Gap junctions (GJs) made of connexin-43 (
Cx43) are necessary for the conduction of electrical impulses in the heart. Modulation of
Cx43 GJ activity may be beneficial in the treatment of
cardiac arrhythmias and other dysfunctions. The search for novel GJ-modulating agents using molecular docking allows for the accurate prediction of binding affinities of
ligands, which, unfortunately, often poorly correlate with their potencies. The objective of this study was to demonstrate that a Quantitative Structure-Activity Relationship (QSAR) model could be used for more precise identification of potent
Cx43 GJ inhibitors. Using molecular docking, QSAR, and 3D-QSAR, we evaluated 16 known
Cx43 GJ inhibitors, suggested the monocyclic
monoterpene d-limonene as a putative
Cx43 inhibitor, and tested it experimentally in HeLa cells expressing exogenous
Cx43. The predicted concentrations required to produce 50% of the maximal effect (IC50) for each of these compounds were compared with those determined experimentally (pIC50 and eIC50, respectively). The pIC50ies of
d-limonene and other
Cx43 GJ inhibitors examined by our QSAR and 3D-QSAR models showed a good correlation with their eIC50ies (R = 0.88 and 0.90, respectively) in contrast to pIC50ies obtained from molecular docking (R = 0.78). However, molecular docking suggests that inhibitor potency may depend on their docking conformation on
Cx43. Searching for new potent, selective, and specific inhibitors of GJ channels, we propose to perform the primary screening of new putative compounds using the QSAR model, followed by the validation of the most suitable candidates by patch-clamp techniques.

→ **What is being asked**:
The abstract on connexin-43 gap junction inhibitors compares predicted pIC50 values from several methods with experimental eIC50 values. List each of those methods together with the correlation coefficient R it gives.

→ **Data section**:
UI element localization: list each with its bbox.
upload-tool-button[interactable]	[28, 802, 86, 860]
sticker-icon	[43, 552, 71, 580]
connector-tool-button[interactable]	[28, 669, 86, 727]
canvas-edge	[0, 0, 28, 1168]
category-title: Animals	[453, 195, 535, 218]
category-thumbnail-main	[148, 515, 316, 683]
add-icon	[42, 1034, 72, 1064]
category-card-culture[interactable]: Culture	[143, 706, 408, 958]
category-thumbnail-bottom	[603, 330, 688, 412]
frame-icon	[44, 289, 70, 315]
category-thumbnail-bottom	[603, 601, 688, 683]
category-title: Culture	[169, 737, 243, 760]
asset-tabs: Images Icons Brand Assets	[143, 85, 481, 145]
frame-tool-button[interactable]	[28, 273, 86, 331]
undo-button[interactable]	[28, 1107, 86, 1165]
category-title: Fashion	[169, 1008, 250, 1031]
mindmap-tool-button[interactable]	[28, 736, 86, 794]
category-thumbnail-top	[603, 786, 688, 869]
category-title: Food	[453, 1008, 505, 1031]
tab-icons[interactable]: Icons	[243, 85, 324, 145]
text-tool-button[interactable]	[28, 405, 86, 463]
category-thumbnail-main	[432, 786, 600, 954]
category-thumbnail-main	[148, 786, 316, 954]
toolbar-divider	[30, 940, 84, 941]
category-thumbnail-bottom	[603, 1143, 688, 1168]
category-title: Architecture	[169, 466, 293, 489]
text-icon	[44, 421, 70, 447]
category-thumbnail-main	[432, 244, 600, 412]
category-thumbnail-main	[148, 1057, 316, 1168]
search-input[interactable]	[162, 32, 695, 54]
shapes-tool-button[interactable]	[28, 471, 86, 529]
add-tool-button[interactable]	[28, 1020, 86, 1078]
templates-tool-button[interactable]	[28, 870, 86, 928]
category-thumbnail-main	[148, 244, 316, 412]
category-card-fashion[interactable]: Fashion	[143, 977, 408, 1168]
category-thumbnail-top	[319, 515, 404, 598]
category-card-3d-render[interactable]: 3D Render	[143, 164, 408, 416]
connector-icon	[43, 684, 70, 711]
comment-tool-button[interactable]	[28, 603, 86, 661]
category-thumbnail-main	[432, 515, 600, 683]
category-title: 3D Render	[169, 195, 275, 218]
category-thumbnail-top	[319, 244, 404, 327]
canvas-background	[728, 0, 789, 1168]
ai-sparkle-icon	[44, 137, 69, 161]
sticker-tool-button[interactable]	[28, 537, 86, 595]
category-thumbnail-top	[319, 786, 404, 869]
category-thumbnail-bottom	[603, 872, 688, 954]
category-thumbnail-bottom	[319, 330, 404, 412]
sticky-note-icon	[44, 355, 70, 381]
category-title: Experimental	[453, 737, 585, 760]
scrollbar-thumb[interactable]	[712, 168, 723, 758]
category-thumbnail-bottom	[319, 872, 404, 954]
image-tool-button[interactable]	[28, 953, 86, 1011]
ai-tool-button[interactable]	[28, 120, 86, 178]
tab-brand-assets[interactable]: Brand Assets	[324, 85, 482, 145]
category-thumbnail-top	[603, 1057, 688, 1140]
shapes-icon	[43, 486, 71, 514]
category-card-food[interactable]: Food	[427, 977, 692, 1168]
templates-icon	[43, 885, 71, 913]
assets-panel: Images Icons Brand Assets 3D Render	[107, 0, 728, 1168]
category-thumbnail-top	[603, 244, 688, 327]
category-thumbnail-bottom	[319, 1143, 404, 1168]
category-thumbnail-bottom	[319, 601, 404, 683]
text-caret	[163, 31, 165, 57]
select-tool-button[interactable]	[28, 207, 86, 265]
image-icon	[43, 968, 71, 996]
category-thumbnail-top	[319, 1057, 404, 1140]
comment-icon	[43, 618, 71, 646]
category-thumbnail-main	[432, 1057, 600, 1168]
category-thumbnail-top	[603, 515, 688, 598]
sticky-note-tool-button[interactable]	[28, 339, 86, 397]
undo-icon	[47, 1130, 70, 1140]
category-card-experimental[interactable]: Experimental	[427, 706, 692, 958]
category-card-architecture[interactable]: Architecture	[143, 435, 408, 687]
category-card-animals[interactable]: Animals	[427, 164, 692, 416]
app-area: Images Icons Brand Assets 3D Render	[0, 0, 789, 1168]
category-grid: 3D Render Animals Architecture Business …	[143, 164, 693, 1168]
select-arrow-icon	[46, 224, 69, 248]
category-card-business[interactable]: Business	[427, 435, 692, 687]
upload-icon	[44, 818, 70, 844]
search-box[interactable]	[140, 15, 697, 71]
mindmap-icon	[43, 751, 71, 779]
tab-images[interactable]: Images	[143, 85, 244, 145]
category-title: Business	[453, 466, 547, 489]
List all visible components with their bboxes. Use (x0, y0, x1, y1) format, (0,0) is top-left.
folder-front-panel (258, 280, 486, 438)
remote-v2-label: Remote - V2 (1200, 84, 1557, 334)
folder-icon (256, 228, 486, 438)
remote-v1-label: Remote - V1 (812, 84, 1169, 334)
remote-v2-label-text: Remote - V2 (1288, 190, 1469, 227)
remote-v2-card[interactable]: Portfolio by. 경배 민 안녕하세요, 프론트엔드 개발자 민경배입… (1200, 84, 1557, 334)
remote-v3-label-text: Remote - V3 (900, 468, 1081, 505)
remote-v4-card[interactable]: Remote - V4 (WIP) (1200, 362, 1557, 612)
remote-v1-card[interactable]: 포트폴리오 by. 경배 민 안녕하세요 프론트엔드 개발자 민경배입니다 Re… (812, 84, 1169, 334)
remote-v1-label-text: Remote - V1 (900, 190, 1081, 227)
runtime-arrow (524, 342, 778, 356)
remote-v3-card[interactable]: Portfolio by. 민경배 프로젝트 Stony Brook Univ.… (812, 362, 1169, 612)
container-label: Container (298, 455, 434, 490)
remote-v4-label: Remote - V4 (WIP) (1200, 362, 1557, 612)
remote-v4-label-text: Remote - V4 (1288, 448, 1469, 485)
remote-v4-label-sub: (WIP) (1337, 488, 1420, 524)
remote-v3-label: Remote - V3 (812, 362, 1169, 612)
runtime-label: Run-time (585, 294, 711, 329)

→ **Task output**:
- QSAR: R = 0.88
- 3D-QSAR: R = 0.90
- Molecular docking: R = 0.78